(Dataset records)
#####
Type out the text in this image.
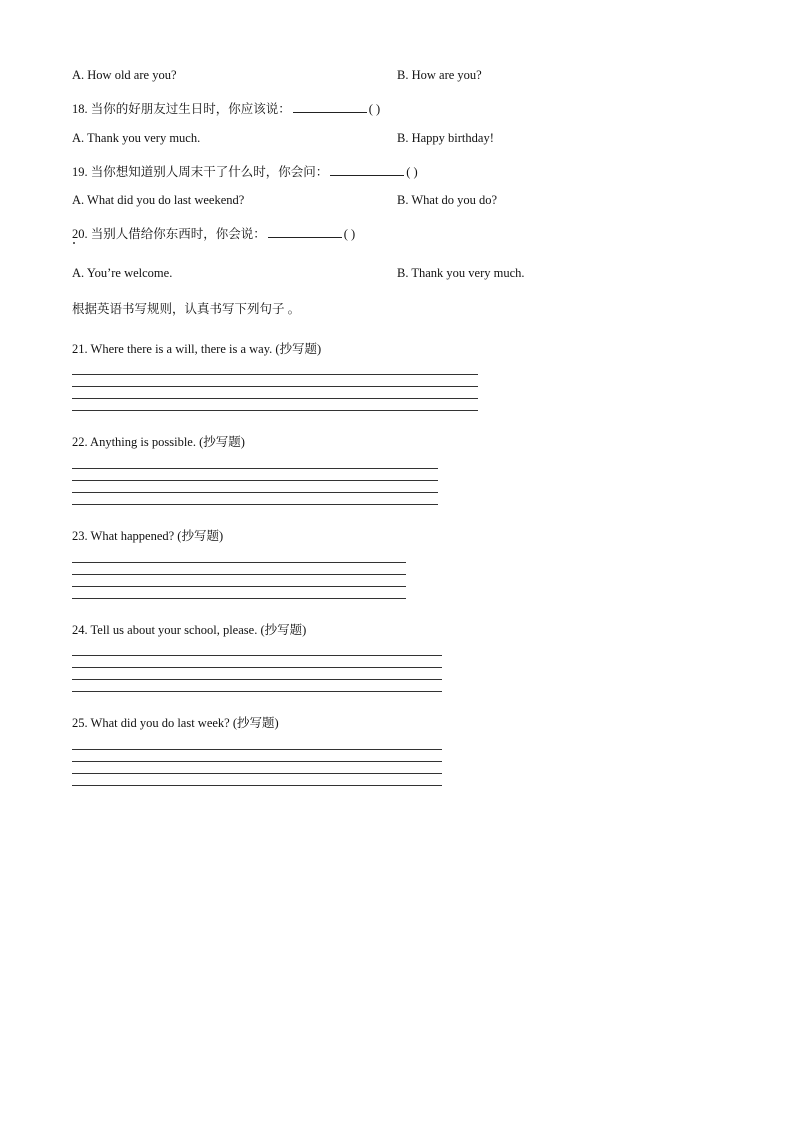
A. How old are you?	B. How are you?
18. 当你的好朋友过生日时，你应该说：	( )
A. Thank you very much.	B. Happy birthday!
19. 当你想知道别人周末干了什么时，你会问：	( )
A. What did you do last weekend?	B. What do you do?
20. 当别人借给你东西时，你会说：	( )
A. You’re welcome.	B. Thank you very much.
根据英语书写规则，认真书写下列句子 。
21. Where there is a will, there is a way. (抄写题)
22. Anything is possible. (抄写题)
23. What happened? (抄写题)
24. Tell us about your school, please. (抄写题)
25. What did you do last week? (抄写题)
#####
### PROBLEM DETAILS
Select the lines in this material that hold the word "Thank", leaving none out.

### EXERCISE RESPONSE
A. Thank you very much.	B. Happy birthday!
A. You’re welcome.	B. Thank you very much.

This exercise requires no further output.